(Extracted data entries)
* * *

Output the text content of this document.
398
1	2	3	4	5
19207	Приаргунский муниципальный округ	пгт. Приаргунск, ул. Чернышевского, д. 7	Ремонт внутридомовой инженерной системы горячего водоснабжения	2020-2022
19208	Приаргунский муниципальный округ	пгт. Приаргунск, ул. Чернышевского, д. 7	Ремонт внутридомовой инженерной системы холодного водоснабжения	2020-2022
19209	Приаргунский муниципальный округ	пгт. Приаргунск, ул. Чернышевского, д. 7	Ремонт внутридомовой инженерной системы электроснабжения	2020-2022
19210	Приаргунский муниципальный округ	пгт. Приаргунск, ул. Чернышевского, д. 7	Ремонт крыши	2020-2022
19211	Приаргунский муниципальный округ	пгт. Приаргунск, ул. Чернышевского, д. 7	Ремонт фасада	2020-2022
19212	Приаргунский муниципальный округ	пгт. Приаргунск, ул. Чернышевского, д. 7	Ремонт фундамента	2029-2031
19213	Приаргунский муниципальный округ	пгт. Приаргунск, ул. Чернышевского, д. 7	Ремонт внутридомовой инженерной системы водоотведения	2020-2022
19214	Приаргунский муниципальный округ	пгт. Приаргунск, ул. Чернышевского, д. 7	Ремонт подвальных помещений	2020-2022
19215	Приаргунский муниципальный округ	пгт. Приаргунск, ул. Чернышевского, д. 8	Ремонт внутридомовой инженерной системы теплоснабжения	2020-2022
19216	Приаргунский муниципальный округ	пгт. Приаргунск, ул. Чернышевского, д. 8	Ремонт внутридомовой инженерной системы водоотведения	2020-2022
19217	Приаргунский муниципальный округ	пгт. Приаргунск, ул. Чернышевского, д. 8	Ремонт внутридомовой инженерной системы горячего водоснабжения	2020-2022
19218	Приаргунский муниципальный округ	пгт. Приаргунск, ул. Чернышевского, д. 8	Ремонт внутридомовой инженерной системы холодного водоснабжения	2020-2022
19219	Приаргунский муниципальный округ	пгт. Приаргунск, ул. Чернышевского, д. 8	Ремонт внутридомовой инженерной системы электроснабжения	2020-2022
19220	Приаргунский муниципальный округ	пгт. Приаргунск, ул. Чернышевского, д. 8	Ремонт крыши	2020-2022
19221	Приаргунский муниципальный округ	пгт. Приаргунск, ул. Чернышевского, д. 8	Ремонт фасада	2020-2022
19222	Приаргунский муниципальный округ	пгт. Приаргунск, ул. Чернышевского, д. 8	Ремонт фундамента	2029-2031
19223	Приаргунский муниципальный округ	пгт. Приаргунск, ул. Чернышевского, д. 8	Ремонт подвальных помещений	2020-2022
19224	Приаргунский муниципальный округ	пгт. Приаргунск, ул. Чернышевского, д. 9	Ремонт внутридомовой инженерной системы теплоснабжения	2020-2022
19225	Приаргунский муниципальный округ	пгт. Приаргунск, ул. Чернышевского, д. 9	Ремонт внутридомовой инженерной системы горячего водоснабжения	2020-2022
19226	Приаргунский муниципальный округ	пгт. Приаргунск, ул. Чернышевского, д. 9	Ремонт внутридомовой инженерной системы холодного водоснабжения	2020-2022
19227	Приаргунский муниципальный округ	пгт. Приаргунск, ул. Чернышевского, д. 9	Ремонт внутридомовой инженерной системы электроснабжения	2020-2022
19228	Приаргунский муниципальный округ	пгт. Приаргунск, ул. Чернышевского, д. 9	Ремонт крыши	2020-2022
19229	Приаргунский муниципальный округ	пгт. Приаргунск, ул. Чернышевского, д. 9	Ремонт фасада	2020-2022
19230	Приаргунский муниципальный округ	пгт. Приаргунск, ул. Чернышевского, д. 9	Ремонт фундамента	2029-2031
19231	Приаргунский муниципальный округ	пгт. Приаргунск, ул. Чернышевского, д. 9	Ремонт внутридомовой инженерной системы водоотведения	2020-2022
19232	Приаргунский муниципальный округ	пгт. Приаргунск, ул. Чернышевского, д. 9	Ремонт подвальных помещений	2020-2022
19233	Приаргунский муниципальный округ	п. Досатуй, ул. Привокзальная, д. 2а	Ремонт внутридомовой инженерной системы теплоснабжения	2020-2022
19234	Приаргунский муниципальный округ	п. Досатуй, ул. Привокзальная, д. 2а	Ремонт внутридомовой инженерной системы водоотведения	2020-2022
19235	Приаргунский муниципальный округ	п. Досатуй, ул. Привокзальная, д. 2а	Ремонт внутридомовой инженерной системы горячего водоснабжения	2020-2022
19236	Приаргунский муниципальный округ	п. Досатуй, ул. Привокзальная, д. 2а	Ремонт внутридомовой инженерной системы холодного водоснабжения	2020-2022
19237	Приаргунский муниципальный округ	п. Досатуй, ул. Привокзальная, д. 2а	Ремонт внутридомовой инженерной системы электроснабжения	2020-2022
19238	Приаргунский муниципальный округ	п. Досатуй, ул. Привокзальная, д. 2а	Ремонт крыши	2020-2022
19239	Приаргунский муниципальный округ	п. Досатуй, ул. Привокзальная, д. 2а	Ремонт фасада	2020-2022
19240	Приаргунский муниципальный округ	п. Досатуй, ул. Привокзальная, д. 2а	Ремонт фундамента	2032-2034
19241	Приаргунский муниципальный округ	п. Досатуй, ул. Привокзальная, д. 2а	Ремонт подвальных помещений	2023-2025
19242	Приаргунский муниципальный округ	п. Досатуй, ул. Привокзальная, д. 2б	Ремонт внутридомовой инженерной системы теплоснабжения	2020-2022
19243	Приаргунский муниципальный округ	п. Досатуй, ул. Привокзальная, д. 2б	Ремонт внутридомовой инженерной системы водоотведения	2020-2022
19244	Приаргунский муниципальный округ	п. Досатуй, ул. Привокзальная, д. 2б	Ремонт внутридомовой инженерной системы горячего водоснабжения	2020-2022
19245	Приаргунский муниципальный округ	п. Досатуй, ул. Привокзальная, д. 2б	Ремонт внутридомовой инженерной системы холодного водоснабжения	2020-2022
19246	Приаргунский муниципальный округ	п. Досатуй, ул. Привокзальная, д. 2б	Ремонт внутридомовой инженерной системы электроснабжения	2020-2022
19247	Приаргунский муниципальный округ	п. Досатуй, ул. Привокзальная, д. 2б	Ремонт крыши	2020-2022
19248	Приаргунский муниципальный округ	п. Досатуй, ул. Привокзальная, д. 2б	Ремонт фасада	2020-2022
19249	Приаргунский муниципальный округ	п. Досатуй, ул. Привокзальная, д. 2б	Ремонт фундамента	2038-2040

* * *

**What you will do**
Lines that hold "холодного" are the ones to copy; find all of them.

**The answer**
19208	Приаргунский муниципальный округ	пгт. Приаргунск, ул. Чернышевского, д. 7	Ремонт внутридомовой инженерной системы холодного водоснабжения	2020-2022
19218	Приаргунский муниципальный округ	пгт. Приаргунск, ул. Чернышевского, д. 8	Ремонт внутридомовой инженерной системы холодного водоснабжения	2020-2022
19226	Приаргунский муниципальный округ	пгт. Приаргунск, ул. Чернышевского, д. 9	Ремонт внутридомовой инженерной системы холодного водоснабжения	2020-2022
19236	Приаргунский муниципальный округ	п. Досатуй, ул. Привокзальная, д. 2а	Ремонт внутридомовой инженерной системы холодного водоснабжения	2020-2022
19245	Приаргунский муниципальный округ	п. Досатуй, ул. Привокзальная, д. 2б	Ремонт внутридомовой инженерной системы холодного водоснабжения	2020-2022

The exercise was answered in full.